Every record must be transcribed in its entirety, apart from the images, which are to be omitted.

┄┄┄┄┄┄┄┄┄┄

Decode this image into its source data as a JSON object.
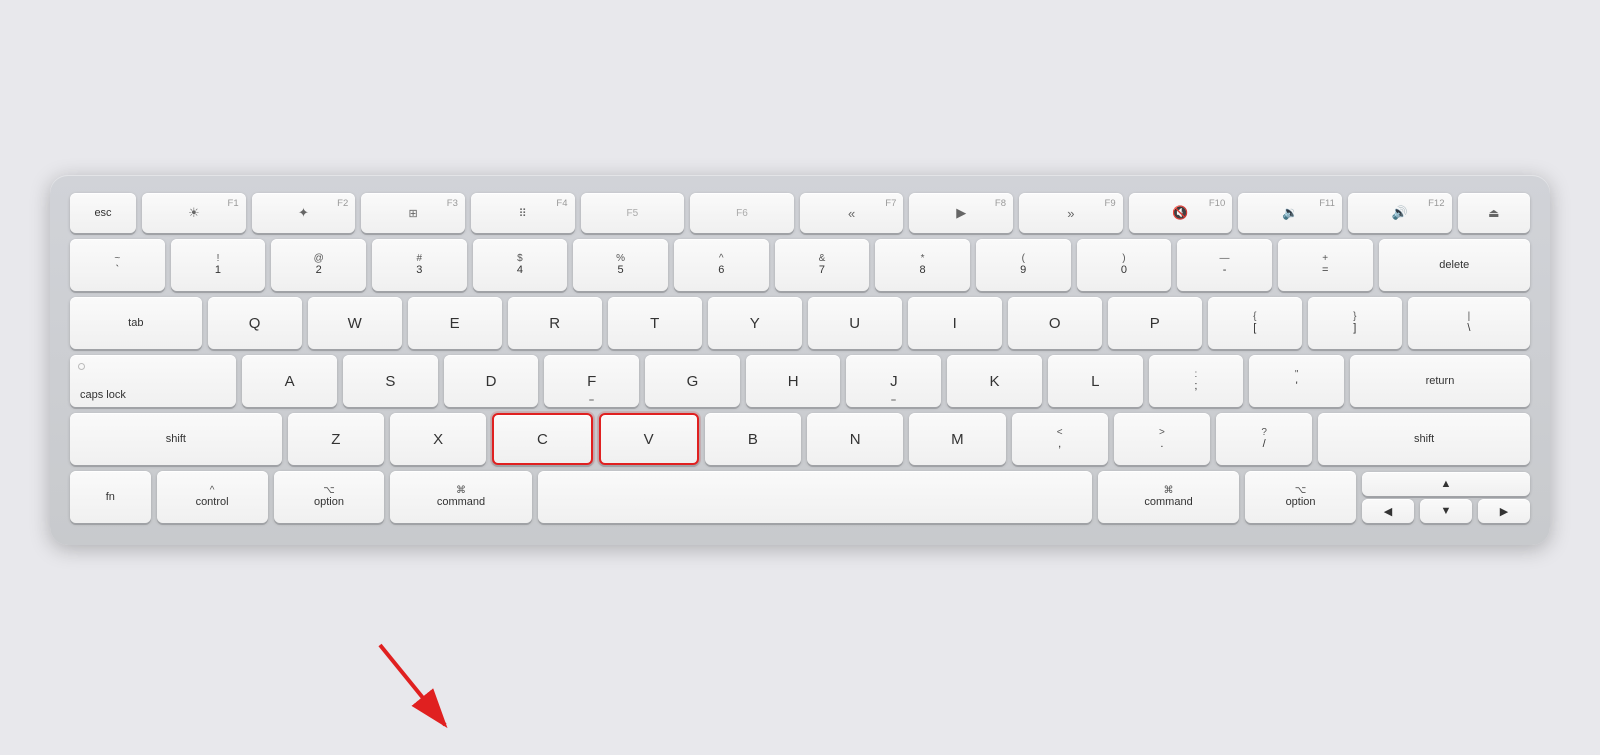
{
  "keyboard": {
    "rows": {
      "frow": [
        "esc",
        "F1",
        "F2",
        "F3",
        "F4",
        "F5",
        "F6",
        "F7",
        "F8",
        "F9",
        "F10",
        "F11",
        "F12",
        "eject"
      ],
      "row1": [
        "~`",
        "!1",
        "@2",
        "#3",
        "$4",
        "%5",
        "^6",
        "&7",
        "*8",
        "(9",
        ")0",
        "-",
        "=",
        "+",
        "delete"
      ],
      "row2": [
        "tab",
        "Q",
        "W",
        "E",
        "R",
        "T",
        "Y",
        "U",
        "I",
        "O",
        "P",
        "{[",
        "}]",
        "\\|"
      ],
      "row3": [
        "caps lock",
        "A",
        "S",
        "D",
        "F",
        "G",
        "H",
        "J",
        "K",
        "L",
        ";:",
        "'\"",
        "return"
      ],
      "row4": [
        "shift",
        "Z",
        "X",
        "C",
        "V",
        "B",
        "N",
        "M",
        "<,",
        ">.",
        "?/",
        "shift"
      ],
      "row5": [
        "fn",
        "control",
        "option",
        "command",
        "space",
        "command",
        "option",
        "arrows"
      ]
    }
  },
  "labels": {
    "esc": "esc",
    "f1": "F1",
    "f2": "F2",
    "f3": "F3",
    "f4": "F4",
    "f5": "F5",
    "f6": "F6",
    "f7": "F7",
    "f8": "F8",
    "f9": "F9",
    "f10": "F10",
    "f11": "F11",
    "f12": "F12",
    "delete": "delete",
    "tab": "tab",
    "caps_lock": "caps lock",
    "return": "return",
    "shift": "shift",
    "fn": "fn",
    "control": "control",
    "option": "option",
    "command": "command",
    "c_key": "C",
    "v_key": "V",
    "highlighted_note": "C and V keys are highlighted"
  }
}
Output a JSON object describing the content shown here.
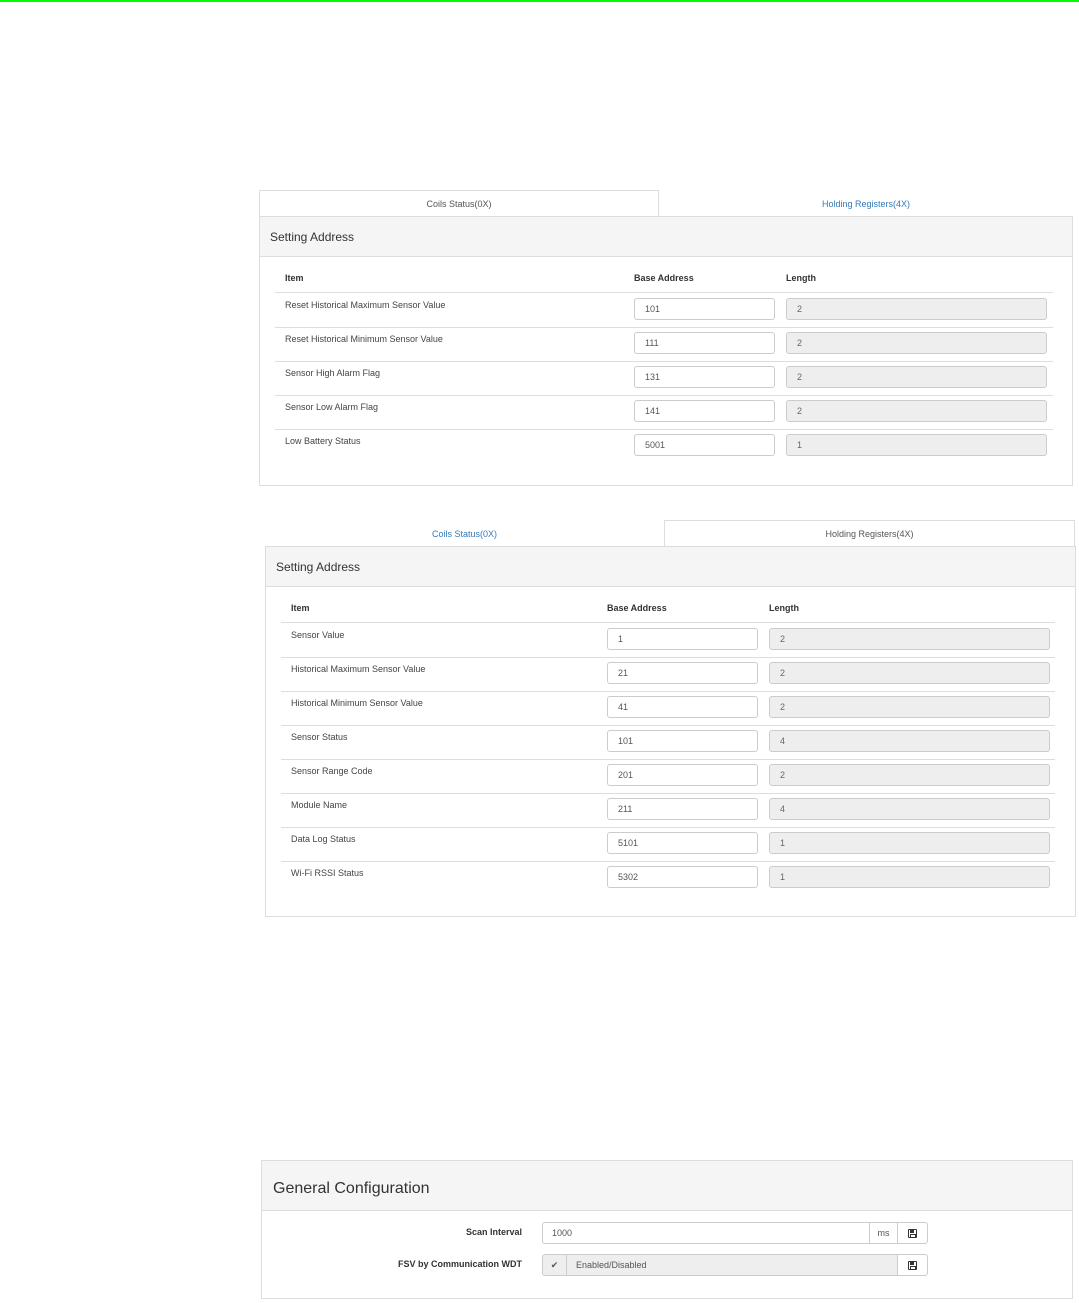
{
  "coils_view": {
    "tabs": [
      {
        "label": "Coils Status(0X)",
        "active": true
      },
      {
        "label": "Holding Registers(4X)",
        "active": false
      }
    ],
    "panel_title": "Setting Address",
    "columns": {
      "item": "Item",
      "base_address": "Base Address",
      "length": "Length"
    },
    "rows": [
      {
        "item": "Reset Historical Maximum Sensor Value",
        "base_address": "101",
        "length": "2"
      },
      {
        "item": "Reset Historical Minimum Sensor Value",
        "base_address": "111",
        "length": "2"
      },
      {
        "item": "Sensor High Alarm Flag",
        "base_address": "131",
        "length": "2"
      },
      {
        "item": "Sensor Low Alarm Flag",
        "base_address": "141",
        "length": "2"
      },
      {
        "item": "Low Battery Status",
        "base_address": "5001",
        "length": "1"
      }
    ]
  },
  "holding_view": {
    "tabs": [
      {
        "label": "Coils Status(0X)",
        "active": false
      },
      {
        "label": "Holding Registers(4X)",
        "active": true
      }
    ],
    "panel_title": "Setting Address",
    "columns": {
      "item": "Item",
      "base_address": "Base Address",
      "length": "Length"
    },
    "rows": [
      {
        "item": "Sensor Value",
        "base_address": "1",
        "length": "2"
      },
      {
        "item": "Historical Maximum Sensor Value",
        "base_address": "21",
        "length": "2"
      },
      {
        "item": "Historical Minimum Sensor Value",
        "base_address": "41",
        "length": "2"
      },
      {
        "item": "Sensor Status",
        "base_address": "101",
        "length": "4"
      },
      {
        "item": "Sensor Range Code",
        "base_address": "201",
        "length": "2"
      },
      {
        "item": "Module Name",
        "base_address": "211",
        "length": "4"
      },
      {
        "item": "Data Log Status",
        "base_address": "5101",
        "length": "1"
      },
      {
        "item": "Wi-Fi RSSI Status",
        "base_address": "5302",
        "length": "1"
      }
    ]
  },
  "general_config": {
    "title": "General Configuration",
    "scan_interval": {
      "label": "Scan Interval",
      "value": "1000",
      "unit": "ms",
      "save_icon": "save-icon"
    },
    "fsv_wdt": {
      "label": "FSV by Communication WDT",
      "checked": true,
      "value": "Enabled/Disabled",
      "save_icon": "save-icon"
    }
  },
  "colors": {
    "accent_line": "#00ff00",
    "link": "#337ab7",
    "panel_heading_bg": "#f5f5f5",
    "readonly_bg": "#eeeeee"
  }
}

┄┄┄┄┄┄┄┄┄┄

-- Full answer --
Decode this image into its source data as a JSON object.
{
  "keyboard": {
    "rows": {
      "frow": [
        "esc",
        "F1",
        "F2",
        "F3",
        "F4",
        "F5",
        "F6",
        "F7",
        "F8",
        "F9",
        "F10",
        "F11",
        "F12",
        "eject"
      ],
      "row1": [
        "~`",
        "!1",
        "@2",
        "#3",
        "$4",
        "%5",
        "^6",
        "&7",
        "*8",
        "(9",
        ")0",
        "-",
        "=",
        "+",
        "delete"
      ],
      "row2": [
        "tab",
        "Q",
        "W",
        "E",
        "R",
        "T",
        "Y",
        "U",
        "I",
        "O",
        "P",
        "{[",
        "}]",
        "\\|"
      ],
      "row3": [
        "caps lock",
        "A",
        "S",
        "D",
        "F",
        "G",
        "H",
        "J",
        "K",
        "L",
        ";:",
        "'\"",
        "return"
      ],
      "row4": [
        "shift",
        "Z",
        "X",
        "C",
        "V",
        "B",
        "N",
        "M",
        "<,",
        ">.",
        "?/",
        "shift"
      ],
      "row5": [
        "fn",
        "control",
        "option",
        "command",
        "space",
        "command",
        "option",
        "arrows"
      ]
    }
  },
  "labels": {
    "esc": "esc",
    "f1": "F1",
    "f2": "F2",
    "f3": "F3",
    "f4": "F4",
    "f5": "F5",
    "f6": "F6",
    "f7": "F7",
    "f8": "F8",
    "f9": "F9",
    "f10": "F10",
    "f11": "F11",
    "f12": "F12",
    "delete": "delete",
    "tab": "tab",
    "caps_lock": "caps lock",
    "return": "return",
    "shift": "shift",
    "fn": "fn",
    "control": "control",
    "option": "option",
    "command": "command",
    "c_key": "C",
    "v_key": "V",
    "highlighted_note": "C and V keys are highlighted"
  }
}
Output a JSON object describing the content shown here.
{
  "coils_view": {
    "tabs": [
      {
        "label": "Coils Status(0X)",
        "active": true
      },
      {
        "label": "Holding Registers(4X)",
        "active": false
      }
    ],
    "panel_title": "Setting Address",
    "columns": {
      "item": "Item",
      "base_address": "Base Address",
      "length": "Length"
    },
    "rows": [
      {
        "item": "Reset Historical Maximum Sensor Value",
        "base_address": "101",
        "length": "2"
      },
      {
        "item": "Reset Historical Minimum Sensor Value",
        "base_address": "111",
        "length": "2"
      },
      {
        "item": "Sensor High Alarm Flag",
        "base_address": "131",
        "length": "2"
      },
      {
        "item": "Sensor Low Alarm Flag",
        "base_address": "141",
        "length": "2"
      },
      {
        "item": "Low Battery Status",
        "base_address": "5001",
        "length": "1"
      }
    ]
  },
  "holding_view": {
    "tabs": [
      {
        "label": "Coils Status(0X)",
        "active": false
      },
      {
        "label": "Holding Registers(4X)",
        "active": true
      }
    ],
    "panel_title": "Setting Address",
    "columns": {
      "item": "Item",
      "base_address": "Base Address",
      "length": "Length"
    },
    "rows": [
      {
        "item": "Sensor Value",
        "base_address": "1",
        "length": "2"
      },
      {
        "item": "Historical Maximum Sensor Value",
        "base_address": "21",
        "length": "2"
      },
      {
        "item": "Historical Minimum Sensor Value",
        "base_address": "41",
        "length": "2"
      },
      {
        "item": "Sensor Status",
        "base_address": "101",
        "length": "4"
      },
      {
        "item": "Sensor Range Code",
        "base_address": "201",
        "length": "2"
      },
      {
        "item": "Module Name",
        "base_address": "211",
        "length": "4"
      },
      {
        "item": "Data Log Status",
        "base_address": "5101",
        "length": "1"
      },
      {
        "item": "Wi-Fi RSSI Status",
        "base_address": "5302",
        "length": "1"
      }
    ]
  },
  "general_config": {
    "title": "General Configuration",
    "scan_interval": {
      "label": "Scan Interval",
      "value": "1000",
      "unit": "ms",
      "save_icon": "save-icon"
    },
    "fsv_wdt": {
      "label": "FSV by Communication WDT",
      "checked": true,
      "value": "Enabled/Disabled",
      "save_icon": "save-icon"
    }
  },
  "colors": {
    "accent_line": "#00ff00",
    "link": "#337ab7",
    "panel_heading_bg": "#f5f5f5",
    "readonly_bg": "#eeeeee"
  }
}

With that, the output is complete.